>>>>>
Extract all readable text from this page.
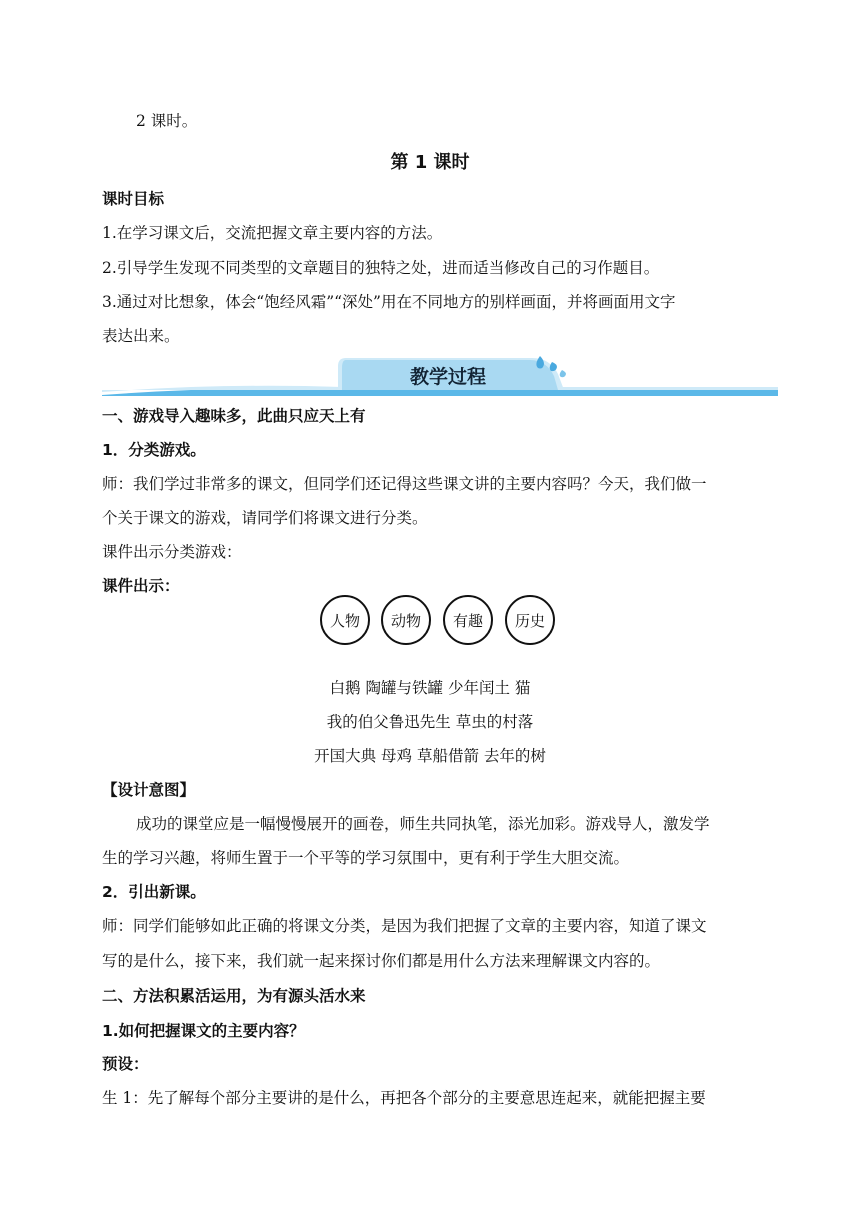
2 课时。
第 1 课时
课时目标
1.在学习课文后，交流把握文章主要内容的方法。
2.引导学生发现不同类型的文章题目的独特之处，进而适当修改自己的习作题目。
3.通过对比想象，体会“饱经风霜”“深处”用在不同地方的别样画面，并将画面用文字
表达出来。
教学过程
一、游戏导入趣味多，此曲只应天上有
1．分类游戏。
师：我们学过非常多的课文，但同学们还记得这些课文讲的主要内容吗？今天，我们做一
个关于课文的游戏，请同学们将课文进行分类。
课件出示分类游戏：
课件出示：
人物 动物 有趣 历史
白鹅 陶罐与铁罐 少年闰土 猫
我的伯父鲁迅先生 草虫的村落
开国大典 母鸡 草船借箭 去年的树
【设计意图】
成功的课堂应是一幅慢慢展开的画卷，师生共同执笔，添光加彩。游戏导人，激发学
生的学习兴趣，将师生置于一个平等的学习氛围中，更有利于学生大胆交流。
2．引出新课。
师：同学们能够如此正确的将课文分类，是因为我们把握了文章的主要内容，知道了课文
写的是什么，接下来，我们就一起来探讨你们都是用什么方法来理解课文内容的。
二、方法积累活运用，为有源头活水来
1.如何把握课文的主要内容？
预设：
生 1：先了解每个部分主要讲的是什么，再把各个部分的主要意思连起来，就能把握主要
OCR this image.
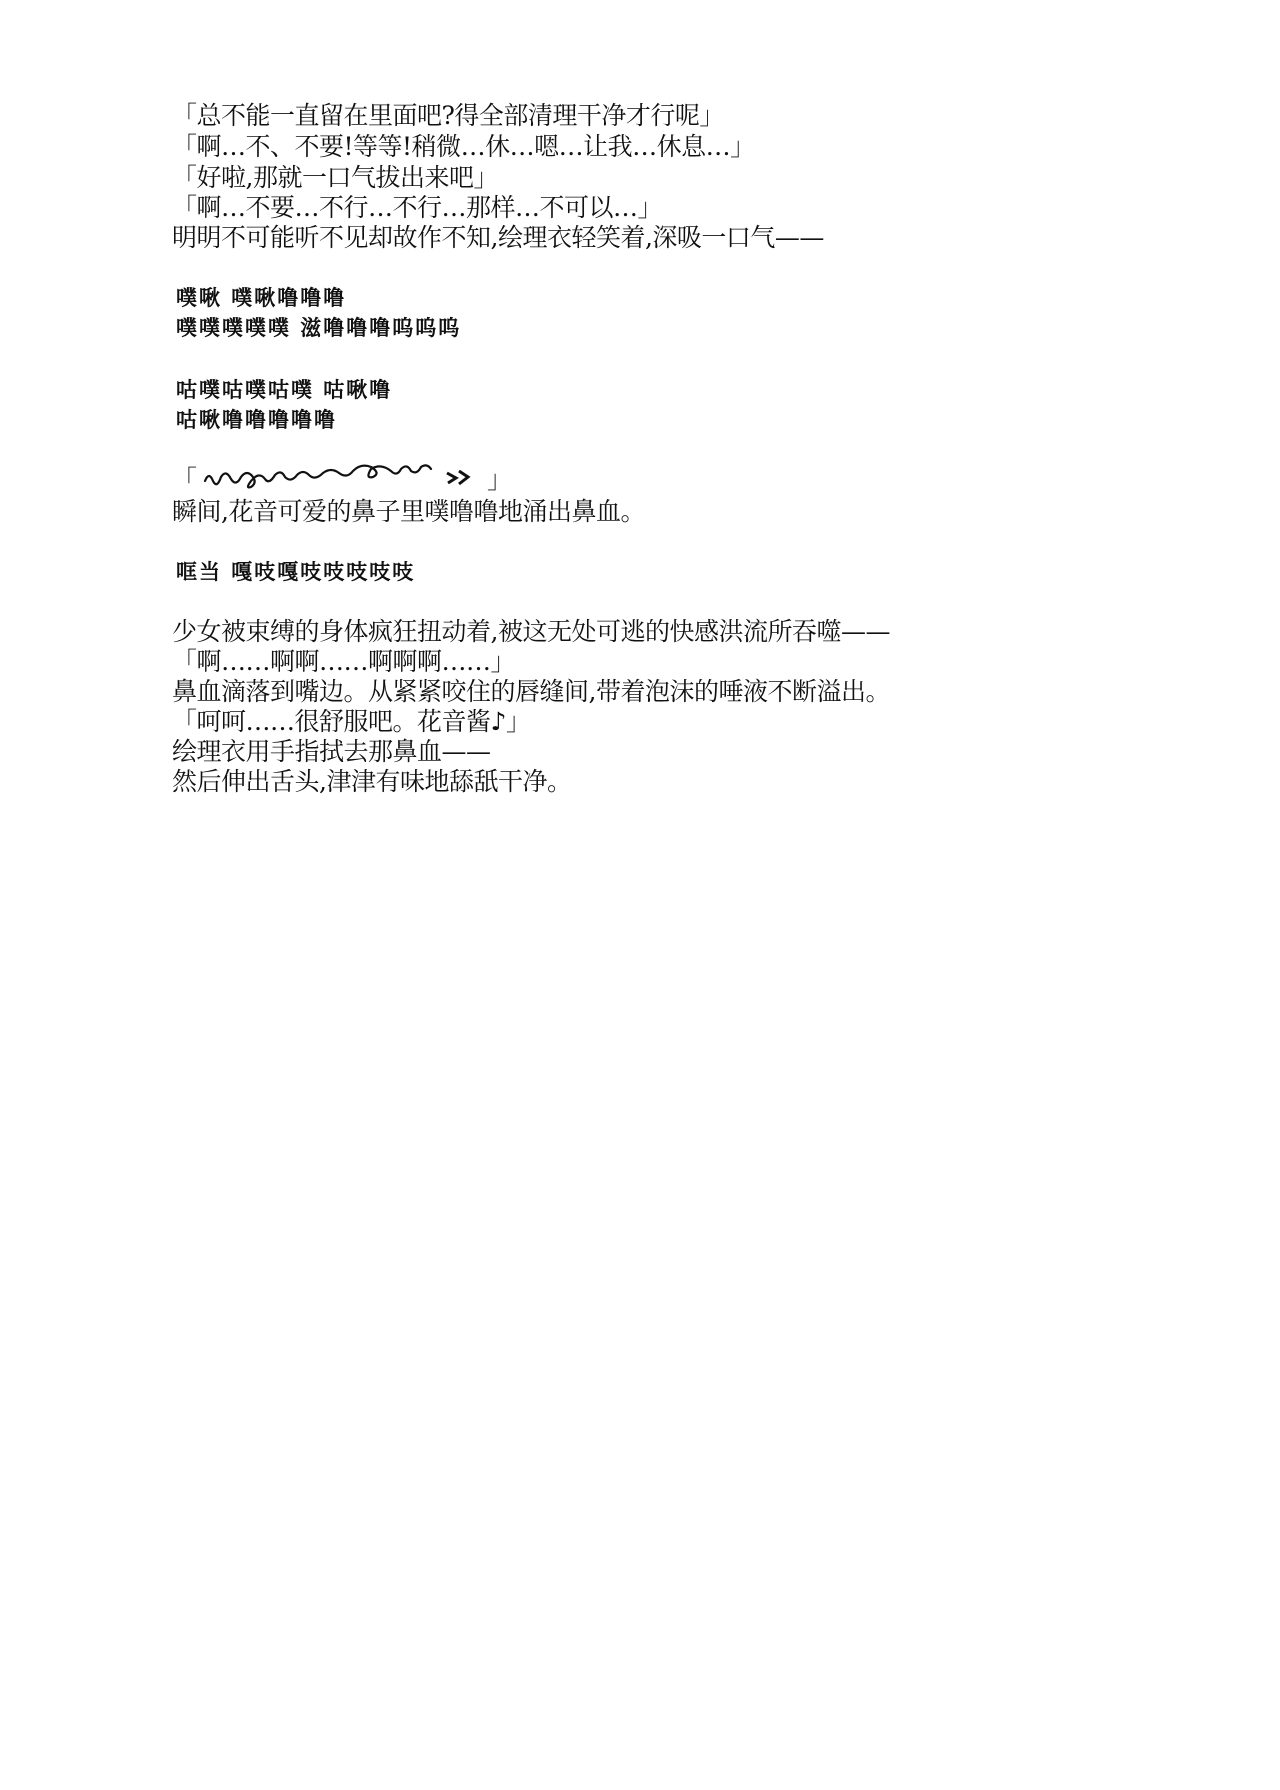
「总不能一直留在里面吧?得全部清理干净才行呢」
「啊…不、不要!等等!稍微…休…嗯…让我…休息…」
「好啦,那就一口气拔出来吧」
「啊…不要…不行…不行…那样…不可以…」
明明不可能听不见却故作不知,绘理衣轻笑着,深吸一口气——
噗啾 噗啾噜噜噜
噗噗噗噗噗 滋噜噜噜呜呜呜
咕噗咕噗咕噗 咕啾噜
咕啾噜噜噜噜噜
「	」
瞬间,花音可爱的鼻子里噗噜噜地涌出鼻血。
哐当 嘎吱嘎吱吱吱吱吱
少女被束缚的身体疯狂扭动着,被这无处可逃的快感洪流所吞噬——
「啊……啊啊……啊啊啊……」
鼻血滴落到嘴边。从紧紧咬住的唇缝间,带着泡沫的唾液不断溢出。
「呵呵……很舒服吧。花音酱♪」
绘理衣用手指拭去那鼻血——
然后伸出舌头,津津有味地舔舐干净。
<<<<<
_Required task_
Return the full material word for word. Do not include the pictures.

_Full response_
Extract all readable text from this page.
2 课时。
第 1 课时
课时目标
1.在学习课文后，交流把握文章主要内容的方法。
2.引导学生发现不同类型的文章题目的独特之处，进而适当修改自己的习作题目。
3.通过对比想象，体会“饱经风霜”“深处”用在不同地方的别样画面，并将画面用文字
表达出来。
教学过程
一、游戏导入趣味多，此曲只应天上有
1．分类游戏。
师：我们学过非常多的课文，但同学们还记得这些课文讲的主要内容吗？今天，我们做一
个关于课文的游戏，请同学们将课文进行分类。
课件出示分类游戏：
课件出示：
人物 动物 有趣 历史
白鹅 陶罐与铁罐 少年闰土 猫
我的伯父鲁迅先生 草虫的村落
开国大典 母鸡 草船借箭 去年的树
【设计意图】
成功的课堂应是一幅慢慢展开的画卷，师生共同执笔，添光加彩。游戏导人，激发学
生的学习兴趣，将师生置于一个平等的学习氛围中，更有利于学生大胆交流。
2．引出新课。
师：同学们能够如此正确的将课文分类，是因为我们把握了文章的主要内容，知道了课文
写的是什么，接下来，我们就一起来探讨你们都是用什么方法来理解课文内容的。
二、方法积累活运用，为有源头活水来
1.如何把握课文的主要内容？
预设：
生 1：先了解每个部分主要讲的是什么，再把各个部分的主要意思连起来，就能把握主要
OCR this image.
「总不能一直留在里面吧?得全部清理干净才行呢」
「啊…不、不要!等等!稍微…休…嗯…让我…休息…」
「好啦,那就一口气拔出来吧」
「啊…不要…不行…不行…那样…不可以…」
明明不可能听不见却故作不知,绘理衣轻笑着,深吸一口气——
噗啾 噗啾噜噜噜
噗噗噗噗噗 滋噜噜噜呜呜呜
咕噗咕噗咕噗 咕啾噜
咕啾噜噜噜噜噜
「	」
瞬间,花音可爱的鼻子里噗噜噜地涌出鼻血。
哐当 嘎吱嘎吱吱吱吱吱
少女被束缚的身体疯狂扭动着,被这无处可逃的快感洪流所吞噬——
「啊……啊啊……啊啊啊……」
鼻血滴落到嘴边。从紧紧咬住的唇缝间,带着泡沫的唾液不断溢出。
「呵呵……很舒服吧。花音酱♪」
绘理衣用手指拭去那鼻血——
然后伸出舌头,津津有味地舔舐干净。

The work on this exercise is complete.